## TEXT
►
# Illustrator 10 - transparenter Verlauf möglich?



## Jersey (27. August 2004)

Siehe Beispiel: Ich habe einen Kreis mit Verlauf gefüllt, will jetzt, dass die äussere Farbe transparent ist. (Wie auch in flash oder InDesign möglich ist). Geht das eigentlich in Illustrator?


----------



## Jan-Frederik Stieler (28. August 2004)

Hi,
also ich habe das bis heute noch nicht hinbekommen, wenns ne Lösung dafür gibt wüßte ich die auch gerne.
WQas du jedoch machen kannst ist 2 Objekte erstellen und dann beide jeweils mit der Farbe des dahinterliegenden Objektes im transparenten Bereich füllehn und dann das vordere Objekt (Lens-effekt) vom Kreisabziehen, dann  hast du denn gleichen Effekt.


MFG


----------



## Jersey (30. August 2004)

Das Problem ist, dass mein Hintergrund nicht einfarbig ist wie in meinem Beispiel. Der ist per Verlaufsgitter in verschiedenen Farben gefüllt.  Aber egal, ich mach des jetzt einfach im Photoshop.  Hast Du eigentlich schonmal ein Tut für dieses Verlaufsgitter Werkzeug gesehen? Ist zwar net so schwer zu kapieren, aber ich würd gern besser damit umgehen können.


----------



## thoru (30. August 2004)
◄
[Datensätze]
►
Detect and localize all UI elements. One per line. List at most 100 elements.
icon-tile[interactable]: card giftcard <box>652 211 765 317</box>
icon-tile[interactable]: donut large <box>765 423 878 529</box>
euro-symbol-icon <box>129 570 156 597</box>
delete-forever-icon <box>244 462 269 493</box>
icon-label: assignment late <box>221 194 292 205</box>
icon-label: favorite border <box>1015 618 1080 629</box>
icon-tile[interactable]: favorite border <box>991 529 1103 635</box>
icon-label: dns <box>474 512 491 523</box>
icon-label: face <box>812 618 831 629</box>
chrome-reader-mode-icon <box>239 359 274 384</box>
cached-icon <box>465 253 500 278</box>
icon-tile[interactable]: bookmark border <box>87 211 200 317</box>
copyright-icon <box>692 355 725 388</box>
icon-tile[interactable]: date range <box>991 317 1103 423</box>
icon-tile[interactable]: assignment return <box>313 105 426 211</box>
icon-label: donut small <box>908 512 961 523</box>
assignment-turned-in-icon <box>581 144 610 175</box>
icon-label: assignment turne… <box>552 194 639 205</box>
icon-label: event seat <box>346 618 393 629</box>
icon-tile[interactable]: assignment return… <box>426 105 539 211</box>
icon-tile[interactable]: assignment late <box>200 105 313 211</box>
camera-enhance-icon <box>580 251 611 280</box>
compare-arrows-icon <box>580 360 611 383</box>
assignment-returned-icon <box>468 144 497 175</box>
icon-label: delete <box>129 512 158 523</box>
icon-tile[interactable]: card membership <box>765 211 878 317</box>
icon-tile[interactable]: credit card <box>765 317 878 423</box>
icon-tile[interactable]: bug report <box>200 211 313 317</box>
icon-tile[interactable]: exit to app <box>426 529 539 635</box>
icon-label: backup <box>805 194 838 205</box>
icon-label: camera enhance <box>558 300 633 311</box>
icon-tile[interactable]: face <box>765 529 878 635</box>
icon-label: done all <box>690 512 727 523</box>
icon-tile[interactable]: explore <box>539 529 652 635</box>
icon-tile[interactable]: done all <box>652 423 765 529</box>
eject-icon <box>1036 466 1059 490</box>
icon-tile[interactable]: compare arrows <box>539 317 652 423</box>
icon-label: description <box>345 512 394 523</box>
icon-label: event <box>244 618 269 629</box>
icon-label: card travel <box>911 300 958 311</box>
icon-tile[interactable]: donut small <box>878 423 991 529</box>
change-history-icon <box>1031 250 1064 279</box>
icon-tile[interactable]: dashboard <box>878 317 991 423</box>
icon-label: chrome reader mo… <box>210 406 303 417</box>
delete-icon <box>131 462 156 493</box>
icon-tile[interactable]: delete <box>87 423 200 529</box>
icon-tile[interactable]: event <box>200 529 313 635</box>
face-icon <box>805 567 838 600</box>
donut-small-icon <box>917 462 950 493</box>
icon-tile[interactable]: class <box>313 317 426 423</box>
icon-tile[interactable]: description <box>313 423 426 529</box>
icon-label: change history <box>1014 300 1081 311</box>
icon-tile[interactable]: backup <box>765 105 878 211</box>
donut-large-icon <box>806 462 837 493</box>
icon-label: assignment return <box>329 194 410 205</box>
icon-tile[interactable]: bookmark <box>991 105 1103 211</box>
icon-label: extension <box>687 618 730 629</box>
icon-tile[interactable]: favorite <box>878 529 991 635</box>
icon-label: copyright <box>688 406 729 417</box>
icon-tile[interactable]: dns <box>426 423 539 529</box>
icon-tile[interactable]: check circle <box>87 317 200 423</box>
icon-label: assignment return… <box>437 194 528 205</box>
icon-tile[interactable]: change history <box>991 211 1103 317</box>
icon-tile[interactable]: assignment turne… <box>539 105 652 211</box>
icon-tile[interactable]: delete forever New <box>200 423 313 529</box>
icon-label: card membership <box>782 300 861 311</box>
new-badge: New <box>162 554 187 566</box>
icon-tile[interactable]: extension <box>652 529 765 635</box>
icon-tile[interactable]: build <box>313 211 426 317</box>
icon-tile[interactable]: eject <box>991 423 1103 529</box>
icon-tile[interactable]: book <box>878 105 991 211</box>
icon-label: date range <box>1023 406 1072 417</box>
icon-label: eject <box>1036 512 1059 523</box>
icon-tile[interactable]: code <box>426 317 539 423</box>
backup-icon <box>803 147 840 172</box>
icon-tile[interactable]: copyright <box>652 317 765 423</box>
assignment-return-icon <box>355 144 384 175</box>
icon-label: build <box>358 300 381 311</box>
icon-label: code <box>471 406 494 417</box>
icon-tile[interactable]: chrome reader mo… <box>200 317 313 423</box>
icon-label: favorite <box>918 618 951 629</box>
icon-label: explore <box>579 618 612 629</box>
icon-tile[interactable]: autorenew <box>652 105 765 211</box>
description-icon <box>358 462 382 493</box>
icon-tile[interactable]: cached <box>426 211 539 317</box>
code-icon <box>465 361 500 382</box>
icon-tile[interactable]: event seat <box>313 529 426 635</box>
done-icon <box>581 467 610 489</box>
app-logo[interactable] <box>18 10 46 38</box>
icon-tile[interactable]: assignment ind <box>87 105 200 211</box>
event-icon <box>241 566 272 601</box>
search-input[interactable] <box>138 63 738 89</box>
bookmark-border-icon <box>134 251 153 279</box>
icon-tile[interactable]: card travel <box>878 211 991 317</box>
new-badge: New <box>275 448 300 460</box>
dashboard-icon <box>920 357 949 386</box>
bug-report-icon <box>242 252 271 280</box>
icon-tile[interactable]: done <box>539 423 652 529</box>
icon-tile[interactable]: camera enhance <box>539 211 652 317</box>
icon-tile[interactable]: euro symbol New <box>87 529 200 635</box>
◄
►
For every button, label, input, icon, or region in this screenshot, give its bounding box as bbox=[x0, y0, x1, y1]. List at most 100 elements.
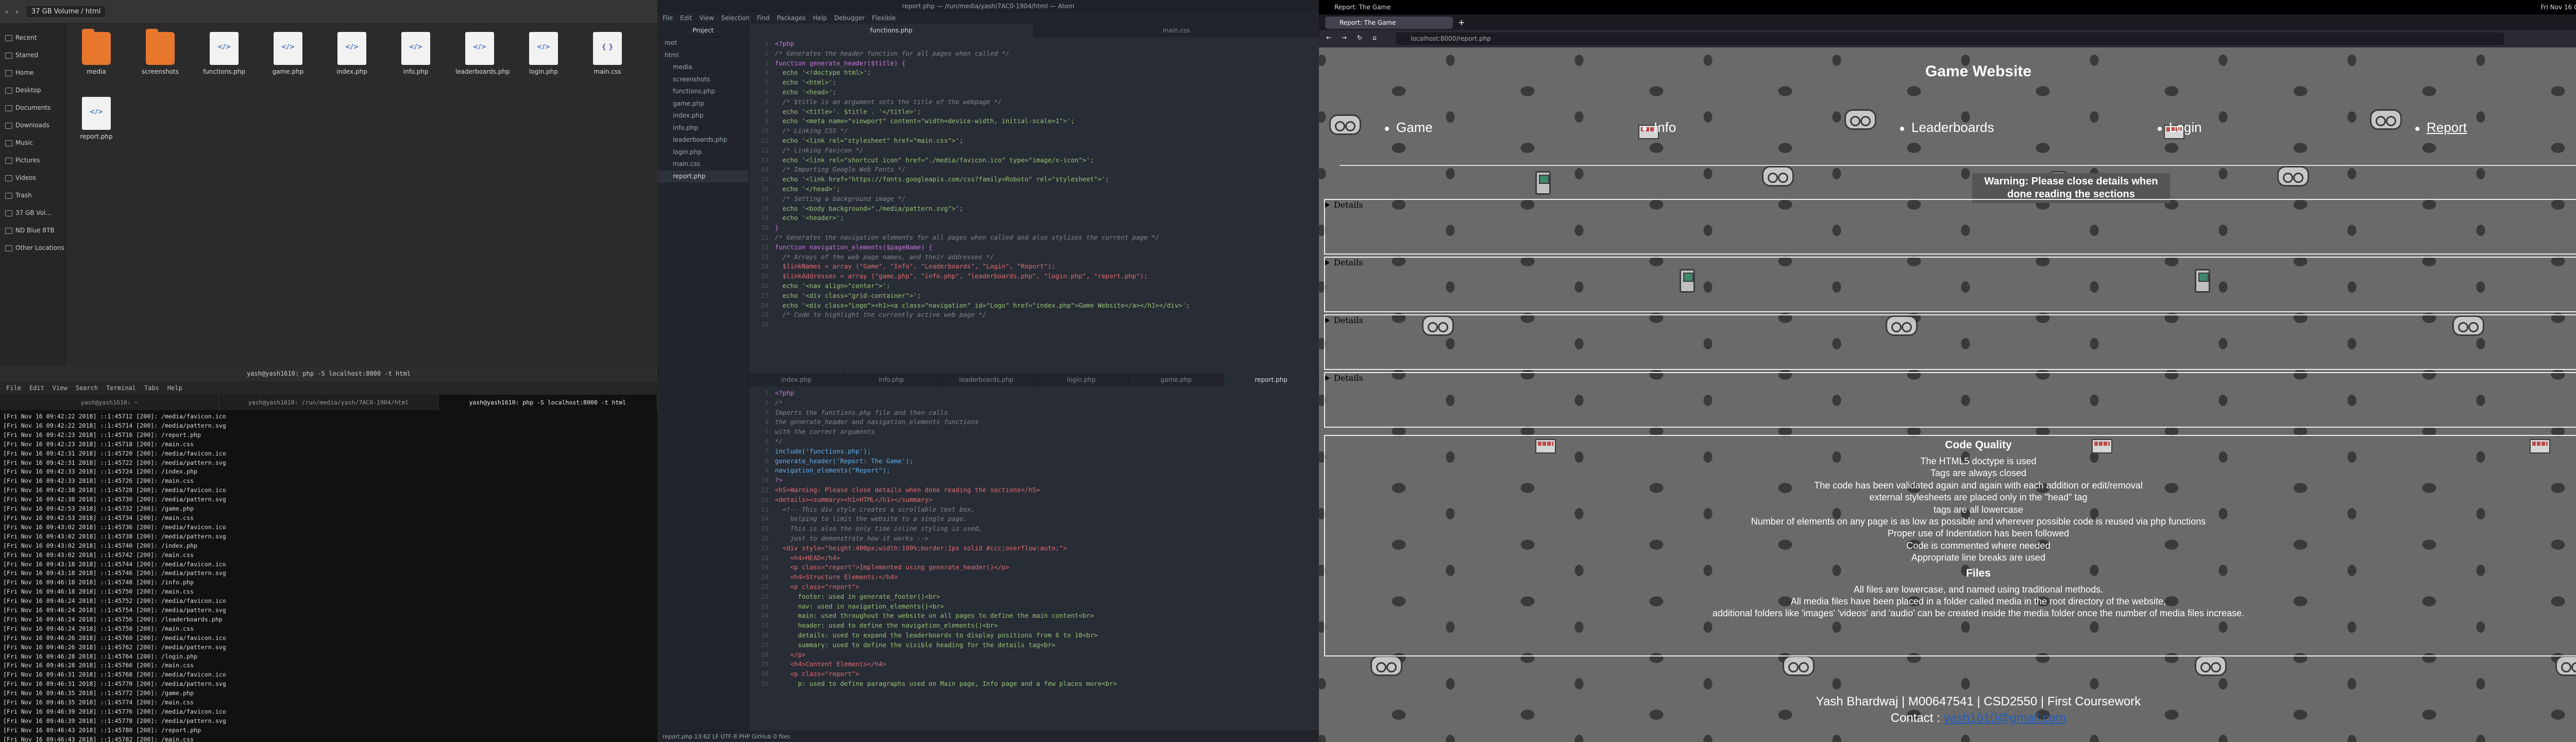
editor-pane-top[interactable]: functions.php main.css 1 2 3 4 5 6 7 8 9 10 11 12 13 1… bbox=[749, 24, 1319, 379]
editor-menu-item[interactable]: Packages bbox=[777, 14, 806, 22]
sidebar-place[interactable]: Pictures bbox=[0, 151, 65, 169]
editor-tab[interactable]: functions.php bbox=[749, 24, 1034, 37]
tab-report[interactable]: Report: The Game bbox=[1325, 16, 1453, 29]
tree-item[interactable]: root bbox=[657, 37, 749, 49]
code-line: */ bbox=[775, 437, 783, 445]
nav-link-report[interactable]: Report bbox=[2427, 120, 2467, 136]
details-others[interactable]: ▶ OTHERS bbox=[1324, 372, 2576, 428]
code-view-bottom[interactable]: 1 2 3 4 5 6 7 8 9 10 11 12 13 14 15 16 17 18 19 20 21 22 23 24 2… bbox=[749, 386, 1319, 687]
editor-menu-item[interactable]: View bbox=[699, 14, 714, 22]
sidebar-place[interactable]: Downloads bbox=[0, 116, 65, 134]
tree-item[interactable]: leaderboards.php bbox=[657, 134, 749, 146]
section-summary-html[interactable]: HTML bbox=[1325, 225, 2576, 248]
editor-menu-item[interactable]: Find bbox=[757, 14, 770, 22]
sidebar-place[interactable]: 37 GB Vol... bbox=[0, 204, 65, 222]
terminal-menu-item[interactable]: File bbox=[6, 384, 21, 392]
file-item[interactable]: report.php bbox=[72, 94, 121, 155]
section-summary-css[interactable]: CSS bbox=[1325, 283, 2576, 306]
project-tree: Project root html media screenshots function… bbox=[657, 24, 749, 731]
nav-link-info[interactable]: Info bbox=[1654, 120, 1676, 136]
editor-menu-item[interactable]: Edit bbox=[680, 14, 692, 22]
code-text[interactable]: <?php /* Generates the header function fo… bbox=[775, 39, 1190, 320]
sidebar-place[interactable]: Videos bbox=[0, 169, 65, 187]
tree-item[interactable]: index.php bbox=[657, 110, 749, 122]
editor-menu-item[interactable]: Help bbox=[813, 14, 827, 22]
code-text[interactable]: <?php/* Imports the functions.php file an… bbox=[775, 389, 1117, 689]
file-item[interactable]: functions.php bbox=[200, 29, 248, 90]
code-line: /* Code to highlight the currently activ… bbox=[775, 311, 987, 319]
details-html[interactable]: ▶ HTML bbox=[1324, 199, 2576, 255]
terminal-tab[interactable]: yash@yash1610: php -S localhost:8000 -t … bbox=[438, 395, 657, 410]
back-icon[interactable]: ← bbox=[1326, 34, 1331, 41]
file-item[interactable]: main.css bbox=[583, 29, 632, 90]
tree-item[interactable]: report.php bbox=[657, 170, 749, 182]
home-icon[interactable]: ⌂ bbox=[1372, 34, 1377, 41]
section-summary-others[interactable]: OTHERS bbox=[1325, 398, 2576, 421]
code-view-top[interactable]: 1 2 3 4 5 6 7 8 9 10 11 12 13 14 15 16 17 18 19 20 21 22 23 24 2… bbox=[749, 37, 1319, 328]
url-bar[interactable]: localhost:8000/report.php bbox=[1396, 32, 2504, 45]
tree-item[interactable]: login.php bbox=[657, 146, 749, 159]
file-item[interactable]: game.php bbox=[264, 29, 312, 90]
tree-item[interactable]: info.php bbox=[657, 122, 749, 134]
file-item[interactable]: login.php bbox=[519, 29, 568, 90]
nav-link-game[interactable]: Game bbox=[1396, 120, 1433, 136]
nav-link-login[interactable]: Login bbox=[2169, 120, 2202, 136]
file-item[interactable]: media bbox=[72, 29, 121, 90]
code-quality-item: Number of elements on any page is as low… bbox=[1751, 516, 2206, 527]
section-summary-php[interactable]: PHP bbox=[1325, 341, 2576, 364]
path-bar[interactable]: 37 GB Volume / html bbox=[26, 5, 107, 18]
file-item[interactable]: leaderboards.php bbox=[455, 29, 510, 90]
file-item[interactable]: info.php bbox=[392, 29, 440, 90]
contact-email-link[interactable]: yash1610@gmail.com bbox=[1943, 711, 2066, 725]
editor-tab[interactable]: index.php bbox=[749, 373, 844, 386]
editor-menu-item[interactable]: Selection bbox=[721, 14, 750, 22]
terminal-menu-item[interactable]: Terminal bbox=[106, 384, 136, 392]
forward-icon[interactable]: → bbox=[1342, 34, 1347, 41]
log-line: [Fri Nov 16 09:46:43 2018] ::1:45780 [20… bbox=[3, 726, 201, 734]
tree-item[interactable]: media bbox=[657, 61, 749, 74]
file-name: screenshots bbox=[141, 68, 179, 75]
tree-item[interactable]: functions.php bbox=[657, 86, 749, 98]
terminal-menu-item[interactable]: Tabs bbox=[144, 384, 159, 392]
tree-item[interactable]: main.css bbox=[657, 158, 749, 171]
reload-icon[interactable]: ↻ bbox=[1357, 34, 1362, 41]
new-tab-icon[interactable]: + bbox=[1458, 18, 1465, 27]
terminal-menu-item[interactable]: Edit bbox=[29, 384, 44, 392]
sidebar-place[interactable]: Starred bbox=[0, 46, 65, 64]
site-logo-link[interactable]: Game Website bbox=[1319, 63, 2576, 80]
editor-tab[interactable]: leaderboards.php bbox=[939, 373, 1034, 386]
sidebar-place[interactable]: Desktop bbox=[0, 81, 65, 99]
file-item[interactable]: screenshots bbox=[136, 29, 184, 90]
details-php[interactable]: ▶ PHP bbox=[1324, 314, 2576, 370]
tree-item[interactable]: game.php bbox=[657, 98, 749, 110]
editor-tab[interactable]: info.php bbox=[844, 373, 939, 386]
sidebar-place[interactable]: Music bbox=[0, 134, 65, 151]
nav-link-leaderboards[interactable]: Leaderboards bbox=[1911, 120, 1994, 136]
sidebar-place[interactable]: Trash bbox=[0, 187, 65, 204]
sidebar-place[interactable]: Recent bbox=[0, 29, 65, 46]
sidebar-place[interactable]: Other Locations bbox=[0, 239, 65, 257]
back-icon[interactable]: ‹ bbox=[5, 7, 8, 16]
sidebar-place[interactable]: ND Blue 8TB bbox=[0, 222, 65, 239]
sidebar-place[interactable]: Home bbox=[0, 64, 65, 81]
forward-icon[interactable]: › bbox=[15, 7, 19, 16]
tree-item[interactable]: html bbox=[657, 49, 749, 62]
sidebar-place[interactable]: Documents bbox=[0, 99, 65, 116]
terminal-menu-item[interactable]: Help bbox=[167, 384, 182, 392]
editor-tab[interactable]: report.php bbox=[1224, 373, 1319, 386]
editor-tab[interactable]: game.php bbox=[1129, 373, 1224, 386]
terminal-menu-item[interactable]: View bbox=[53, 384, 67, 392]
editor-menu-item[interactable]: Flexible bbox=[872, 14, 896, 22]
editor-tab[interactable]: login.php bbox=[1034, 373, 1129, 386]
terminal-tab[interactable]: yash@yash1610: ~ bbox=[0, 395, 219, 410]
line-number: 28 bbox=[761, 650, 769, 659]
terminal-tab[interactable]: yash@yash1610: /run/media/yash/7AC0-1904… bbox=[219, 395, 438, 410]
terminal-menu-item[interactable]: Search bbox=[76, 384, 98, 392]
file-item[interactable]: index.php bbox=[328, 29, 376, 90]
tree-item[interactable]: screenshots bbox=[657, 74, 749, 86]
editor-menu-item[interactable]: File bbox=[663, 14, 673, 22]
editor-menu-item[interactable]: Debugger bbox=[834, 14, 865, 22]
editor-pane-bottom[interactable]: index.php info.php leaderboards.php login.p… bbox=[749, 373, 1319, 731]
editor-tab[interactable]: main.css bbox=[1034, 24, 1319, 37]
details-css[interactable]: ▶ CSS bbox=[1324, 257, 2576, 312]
◄
Schreib den Forumsthread über transparente Verläufe in Illustrator 10 weiter, und zwar mit dem Beitrag von thoru, der zuletzt angefangen wird.

Erstelle ein Objekt deiner Wahl und fülle dies mit einer 
Farbe oder einem Verlauf. Kopiere das Objekt und 
füge es davor wieder ein. Dem obenliegenden Objekt
verleihst du nun ein Verlauf von Schwarz nach Weiß.
Jetzt musst du beide Objekte markieren und wählst
über das Flyoutmenü der Transparenzpalette die
Option "Deckkraftmaske erstellen". Schwarz kennzeichnet
in dieser Maske die Farbe die transparent sein soll.


cu
thoru


----------



## Jan-Frederik Stieler (31. August 2004)

Hi,
das wußte ich auch noch nicht, bin aber in Illustrator nicht son crack wie in Freehand. Was das Verlaufsgitter betrifft wüßte ich jetzt kein Tut aber wie so oft übung macht den Meister  .

MFG


----------



## Jersey (31. August 2004)

Cool! Danke!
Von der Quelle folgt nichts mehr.